What the task asks:
Omit all images, then return the remaining material exactly as it stands.

Input records:

Start

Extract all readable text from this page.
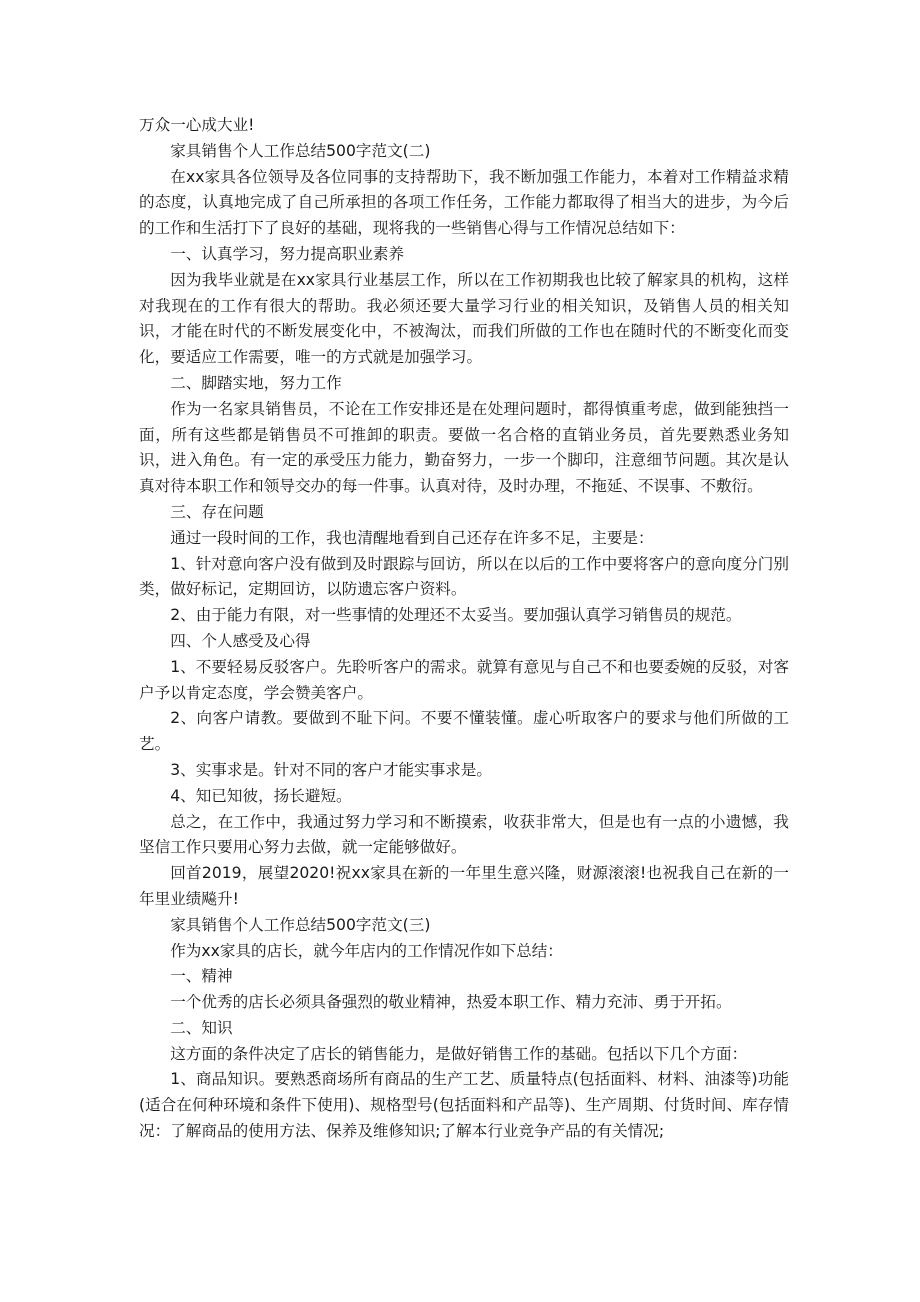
万众一心成大业!

家具销售个人工作总结500字范文(二)

在xx家具各位领导及各位同事的支持帮助下，我不断加强工作能力，本着对工作精益求精的态度，认真地完成了自己所承担的各项工作任务，工作能力都取得了相当大的进步，为今后的工作和生活打下了良好的基础，现将我的一些销售心得与工作情况总结如下：

一、认真学习，努力提高职业素养

因为我毕业就是在xx家具行业基层工作，所以在工作初期我也比较了解家具的机构，这样对我现在的工作有很大的帮助。我必须还要大量学习行业的相关知识，及销售人员的相关知识，才能在时代的不断发展变化中，不被淘汰，而我们所做的工作也在随时代的不断变化而变化，要适应工作需要，唯一的方式就是加强学习。

二、脚踏实地，努力工作

作为一名家具销售员，不论在工作安排还是在处理问题时，都得慎重考虑，做到能独挡一面，所有这些都是销售员不可推卸的职责。要做一名合格的直销业务员，首先要熟悉业务知识，进入角色。有一定的承受压力能力，勤奋努力，一步一个脚印，注意细节问题。其次是认真对待本职工作和领导交办的每一件事。认真对待，及时办理，不拖延、不误事、不敷衍。

三、存在问题

通过一段时间的工作，我也清醒地看到自己还存在许多不足，主要是：

1、针对意向客户没有做到及时跟踪与回访，所以在以后的工作中要将客户的意向度分门别类，做好标记，定期回访，以防遗忘客户资料。

2、由于能力有限，对一些事情的处理还不太妥当。要加强认真学习销售员的规范。

四、个人感受及心得

1、不要轻易反驳客户。先聆听客户的需求。就算有意见与自己不和也要委婉的反驳，对客户予以肯定态度，学会赞美客户。

2、向客户请教。要做到不耻下问。不要不懂装懂。虚心听取客户的要求与他们所做的工艺。

3、实事求是。针对不同的客户才能实事求是。

4、知已知彼，扬长避短。

总之，在工作中，我通过努力学习和不断摸索，收获非常大，但是也有一点的小遗憾，我坚信工作只要用心努力去做，就一定能够做好。

回首2019，展望2020!祝xx家具在新的一年里生意兴隆，财源滚滚!也祝我自己在新的一年里业绩飚升!

家具销售个人工作总结500字范文(三)

作为xx家具的店长，就今年店内的工作情况作如下总结：

一、精神

一个优秀的店长必须具备强烈的敬业精神，热爱本职工作、精力充沛、勇于开拓。

二、知识

这方面的条件决定了店长的销售能力，是做好销售工作的基础。包括以下几个方面：

1、商品知识。要熟悉商场所有商品的生产工艺、质量特点(包括面料、材料、油漆等)功能(适合在何种环境和条件下使用)、规格型号(包括面料和产品等)、生产周期、付货时间、库存情况：了解商品的使用方法、保养及维修知识;了解本行业竞争产品的有关情况;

End

Correct answer:
Extract all readable text from this page.
万众一心成大业!

家具销售个人工作总结500字范文(二)

在xx家具各位领导及各位同事的支持帮助下，我不断加强工作能力，本着对工作精益求精的态度，认真地完成了自己所承担的各项工作任务，工作能力都取得了相当大的进步，为今后的工作和生活打下了良好的基础，现将我的一些销售心得与工作情况总结如下：

一、认真学习，努力提高职业素养

因为我毕业就是在xx家具行业基层工作，所以在工作初期我也比较了解家具的机构，这样对我现在的工作有很大的帮助。我必须还要大量学习行业的相关知识，及销售人员的相关知识，才能在时代的不断发展变化中，不被淘汰，而我们所做的工作也在随时代的不断变化而变化，要适应工作需要，唯一的方式就是加强学习。

二、脚踏实地，努力工作

作为一名家具销售员，不论在工作安排还是在处理问题时，都得慎重考虑，做到能独挡一面，所有这些都是销售员不可推卸的职责。要做一名合格的直销业务员，首先要熟悉业务知识，进入角色。有一定的承受压力能力，勤奋努力，一步一个脚印，注意细节问题。其次是认真对待本职工作和领导交办的每一件事。认真对待，及时办理，不拖延、不误事、不敷衍。

三、存在问题

通过一段时间的工作，我也清醒地看到自己还存在许多不足，主要是：

1、针对意向客户没有做到及时跟踪与回访，所以在以后的工作中要将客户的意向度分门别类，做好标记，定期回访，以防遗忘客户资料。

2、由于能力有限，对一些事情的处理还不太妥当。要加强认真学习销售员的规范。

四、个人感受及心得

1、不要轻易反驳客户。先聆听客户的需求。就算有意见与自己不和也要委婉的反驳，对客户予以肯定态度，学会赞美客户。

2、向客户请教。要做到不耻下问。不要不懂装懂。虚心听取客户的要求与他们所做的工艺。

3、实事求是。针对不同的客户才能实事求是。

4、知已知彼，扬长避短。

总之，在工作中，我通过努力学习和不断摸索，收获非常大，但是也有一点的小遗憾，我坚信工作只要用心努力去做，就一定能够做好。

回首2019，展望2020!祝xx家具在新的一年里生意兴隆，财源滚滚!也祝我自己在新的一年里业绩飚升!

家具销售个人工作总结500字范文(三)

作为xx家具的店长，就今年店内的工作情况作如下总结：

一、精神

一个优秀的店长必须具备强烈的敬业精神，热爱本职工作、精力充沛、勇于开拓。

二、知识

这方面的条件决定了店长的销售能力，是做好销售工作的基础。包括以下几个方面：

1、商品知识。要熟悉商场所有商品的生产工艺、质量特点(包括面料、材料、油漆等)功能(适合在何种环境和条件下使用)、规格型号(包括面料和产品等)、生产周期、付货时间、库存情况：了解商品的使用方法、保养及维修知识;了解本行业竞争产品的有关情况;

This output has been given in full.